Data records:
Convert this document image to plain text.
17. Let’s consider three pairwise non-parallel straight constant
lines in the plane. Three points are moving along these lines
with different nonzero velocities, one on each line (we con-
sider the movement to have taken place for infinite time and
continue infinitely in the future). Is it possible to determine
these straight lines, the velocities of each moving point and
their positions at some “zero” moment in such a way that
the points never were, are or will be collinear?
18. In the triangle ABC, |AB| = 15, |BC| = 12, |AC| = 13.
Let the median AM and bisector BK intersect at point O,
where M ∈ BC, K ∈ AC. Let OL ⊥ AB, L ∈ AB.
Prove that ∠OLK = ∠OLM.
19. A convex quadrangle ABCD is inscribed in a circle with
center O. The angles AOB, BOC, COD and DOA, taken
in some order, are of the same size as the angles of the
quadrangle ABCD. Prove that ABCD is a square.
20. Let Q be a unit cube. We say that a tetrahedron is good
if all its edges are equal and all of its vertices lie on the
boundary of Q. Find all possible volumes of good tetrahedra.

- _SHORT EXERCISE_:
Read the entries and pick out all lines that include the word "each".

- _EXPECTED ANSWER_:
with different nonzero velocities, one on each line (we con-
these straight lines, the velocities of each moving point and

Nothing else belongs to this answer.